• _Required work_: Count every line of the listing where the string "morning" occurs, and reply with the count alone.

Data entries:
-------
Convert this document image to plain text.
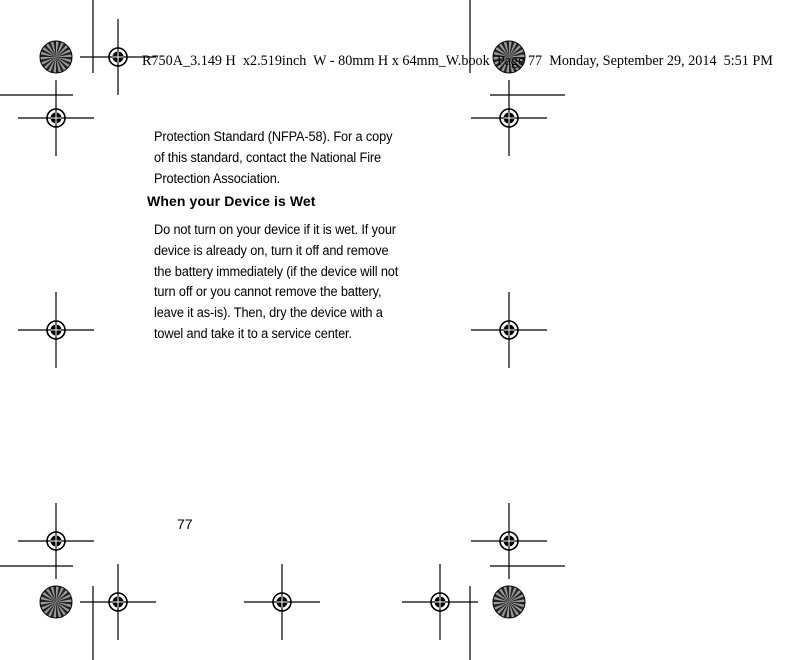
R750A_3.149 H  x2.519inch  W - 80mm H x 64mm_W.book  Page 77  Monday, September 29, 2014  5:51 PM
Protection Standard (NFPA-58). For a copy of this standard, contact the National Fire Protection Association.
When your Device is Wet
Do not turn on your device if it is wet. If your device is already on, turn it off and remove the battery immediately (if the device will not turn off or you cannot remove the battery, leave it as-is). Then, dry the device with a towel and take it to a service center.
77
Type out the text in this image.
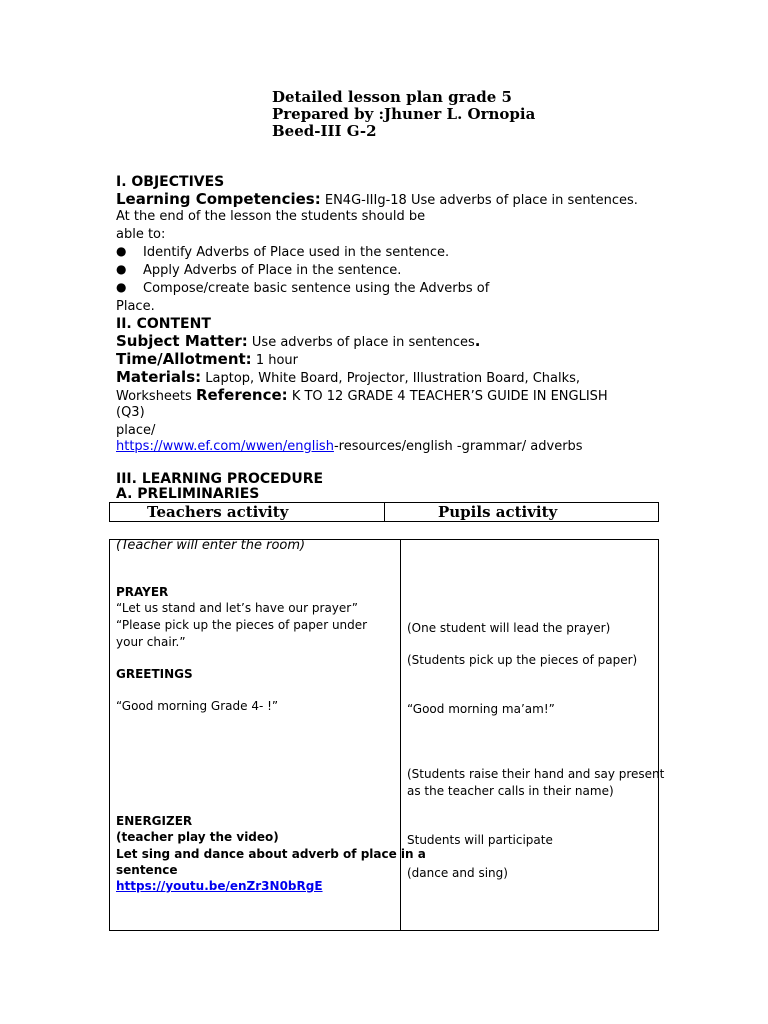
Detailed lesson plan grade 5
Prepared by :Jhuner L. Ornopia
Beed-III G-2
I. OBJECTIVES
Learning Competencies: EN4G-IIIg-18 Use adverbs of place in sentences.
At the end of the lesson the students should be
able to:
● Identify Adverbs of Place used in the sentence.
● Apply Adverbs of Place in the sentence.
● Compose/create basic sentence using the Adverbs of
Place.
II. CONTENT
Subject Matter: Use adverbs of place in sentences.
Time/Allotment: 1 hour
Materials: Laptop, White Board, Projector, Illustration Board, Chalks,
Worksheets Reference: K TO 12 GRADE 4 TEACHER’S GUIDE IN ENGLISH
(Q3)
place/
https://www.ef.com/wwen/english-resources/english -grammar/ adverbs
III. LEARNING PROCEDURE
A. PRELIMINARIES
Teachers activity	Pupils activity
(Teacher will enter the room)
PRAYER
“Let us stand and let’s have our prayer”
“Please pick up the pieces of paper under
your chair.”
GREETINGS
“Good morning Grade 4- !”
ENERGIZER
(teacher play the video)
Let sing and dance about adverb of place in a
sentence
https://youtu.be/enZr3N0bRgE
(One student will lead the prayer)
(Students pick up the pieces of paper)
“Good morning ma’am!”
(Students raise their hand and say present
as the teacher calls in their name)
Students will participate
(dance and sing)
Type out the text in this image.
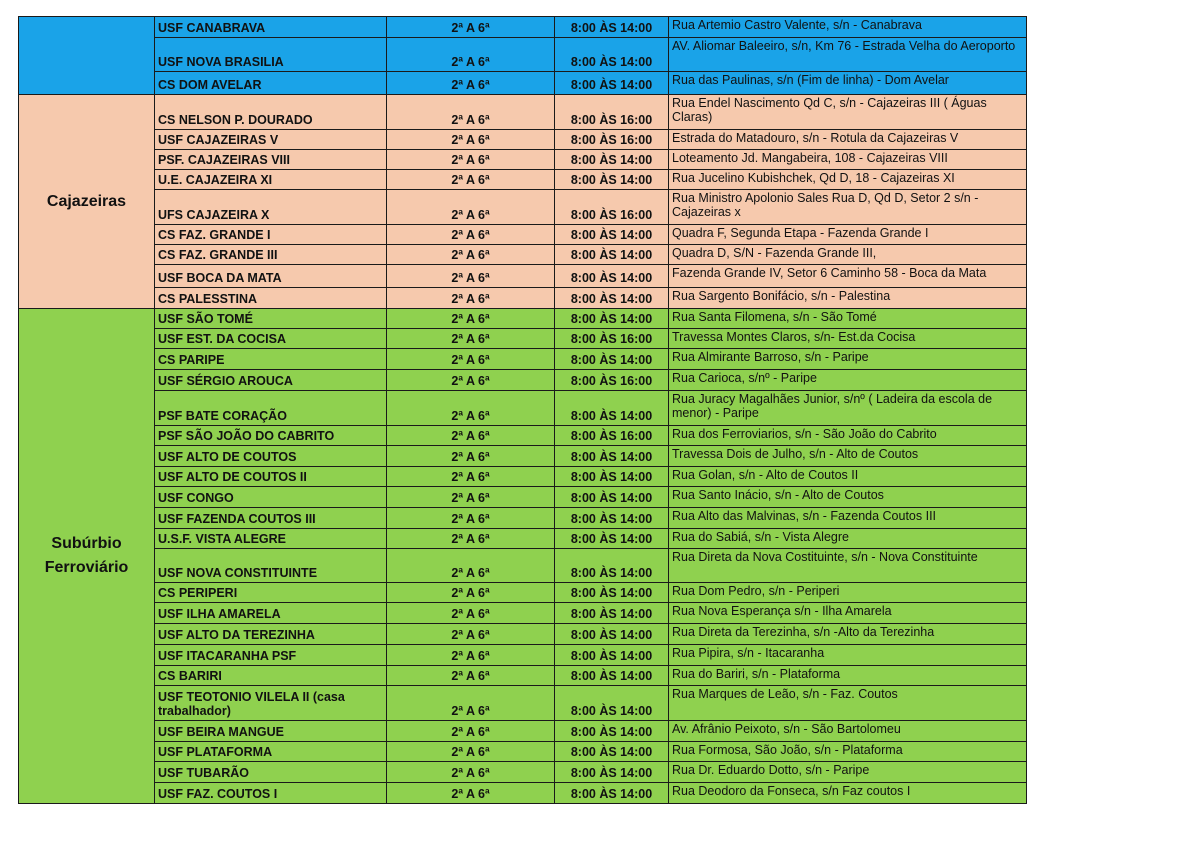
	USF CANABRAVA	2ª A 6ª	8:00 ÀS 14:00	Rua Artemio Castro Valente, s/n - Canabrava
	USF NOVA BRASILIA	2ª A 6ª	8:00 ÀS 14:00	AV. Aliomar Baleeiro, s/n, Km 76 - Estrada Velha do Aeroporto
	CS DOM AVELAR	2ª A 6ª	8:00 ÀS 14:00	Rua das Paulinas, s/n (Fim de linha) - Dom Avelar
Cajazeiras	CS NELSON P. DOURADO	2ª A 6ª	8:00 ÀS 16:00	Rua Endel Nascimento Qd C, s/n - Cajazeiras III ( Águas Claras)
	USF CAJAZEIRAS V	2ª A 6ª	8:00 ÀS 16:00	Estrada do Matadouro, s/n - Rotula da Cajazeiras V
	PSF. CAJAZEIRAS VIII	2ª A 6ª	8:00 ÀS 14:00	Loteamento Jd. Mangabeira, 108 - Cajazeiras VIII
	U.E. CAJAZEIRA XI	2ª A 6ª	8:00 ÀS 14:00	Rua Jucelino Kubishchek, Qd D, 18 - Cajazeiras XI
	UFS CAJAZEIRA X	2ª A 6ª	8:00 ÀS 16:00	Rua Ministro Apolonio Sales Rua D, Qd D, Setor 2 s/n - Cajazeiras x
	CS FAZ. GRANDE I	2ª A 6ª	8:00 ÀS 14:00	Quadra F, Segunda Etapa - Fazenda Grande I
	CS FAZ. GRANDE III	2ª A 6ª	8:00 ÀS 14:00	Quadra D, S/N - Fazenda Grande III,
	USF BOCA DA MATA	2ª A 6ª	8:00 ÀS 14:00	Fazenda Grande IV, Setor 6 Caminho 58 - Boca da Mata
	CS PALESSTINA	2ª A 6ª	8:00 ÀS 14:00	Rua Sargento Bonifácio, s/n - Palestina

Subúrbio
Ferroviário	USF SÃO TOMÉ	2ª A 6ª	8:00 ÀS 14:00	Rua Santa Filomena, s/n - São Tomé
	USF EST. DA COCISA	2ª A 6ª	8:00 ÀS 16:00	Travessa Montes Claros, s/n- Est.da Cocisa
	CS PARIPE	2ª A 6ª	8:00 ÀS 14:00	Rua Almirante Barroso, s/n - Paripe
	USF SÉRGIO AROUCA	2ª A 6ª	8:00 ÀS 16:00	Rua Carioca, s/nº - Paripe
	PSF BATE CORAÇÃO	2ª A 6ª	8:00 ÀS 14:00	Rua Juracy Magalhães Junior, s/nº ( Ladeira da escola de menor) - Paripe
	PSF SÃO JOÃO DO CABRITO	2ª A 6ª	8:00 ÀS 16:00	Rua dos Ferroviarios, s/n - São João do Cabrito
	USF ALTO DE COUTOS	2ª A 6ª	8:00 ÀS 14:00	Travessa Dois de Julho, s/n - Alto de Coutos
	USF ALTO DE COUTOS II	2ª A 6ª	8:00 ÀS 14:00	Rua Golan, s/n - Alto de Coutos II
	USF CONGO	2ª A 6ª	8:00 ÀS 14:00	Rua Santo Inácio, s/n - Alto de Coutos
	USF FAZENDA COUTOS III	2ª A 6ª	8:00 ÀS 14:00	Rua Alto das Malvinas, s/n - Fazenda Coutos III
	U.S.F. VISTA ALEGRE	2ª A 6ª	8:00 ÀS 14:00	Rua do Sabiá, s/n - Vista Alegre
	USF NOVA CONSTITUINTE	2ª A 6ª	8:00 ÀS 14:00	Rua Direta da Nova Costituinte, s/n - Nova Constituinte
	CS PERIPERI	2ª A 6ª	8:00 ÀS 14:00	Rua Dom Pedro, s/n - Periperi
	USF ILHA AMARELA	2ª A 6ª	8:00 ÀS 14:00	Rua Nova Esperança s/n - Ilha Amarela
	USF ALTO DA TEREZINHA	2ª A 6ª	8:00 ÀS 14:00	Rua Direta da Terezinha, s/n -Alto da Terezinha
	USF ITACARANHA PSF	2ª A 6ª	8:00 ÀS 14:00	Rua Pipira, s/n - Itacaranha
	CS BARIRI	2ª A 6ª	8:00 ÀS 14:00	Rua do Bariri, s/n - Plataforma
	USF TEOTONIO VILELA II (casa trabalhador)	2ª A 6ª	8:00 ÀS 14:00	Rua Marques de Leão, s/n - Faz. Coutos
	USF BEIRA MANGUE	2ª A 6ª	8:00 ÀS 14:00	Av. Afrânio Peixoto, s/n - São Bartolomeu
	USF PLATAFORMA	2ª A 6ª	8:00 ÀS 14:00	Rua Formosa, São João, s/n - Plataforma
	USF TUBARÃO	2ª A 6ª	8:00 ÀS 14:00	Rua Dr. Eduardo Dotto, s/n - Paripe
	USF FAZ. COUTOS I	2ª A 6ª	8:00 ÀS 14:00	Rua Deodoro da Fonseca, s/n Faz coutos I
-------
• _Output below_: 2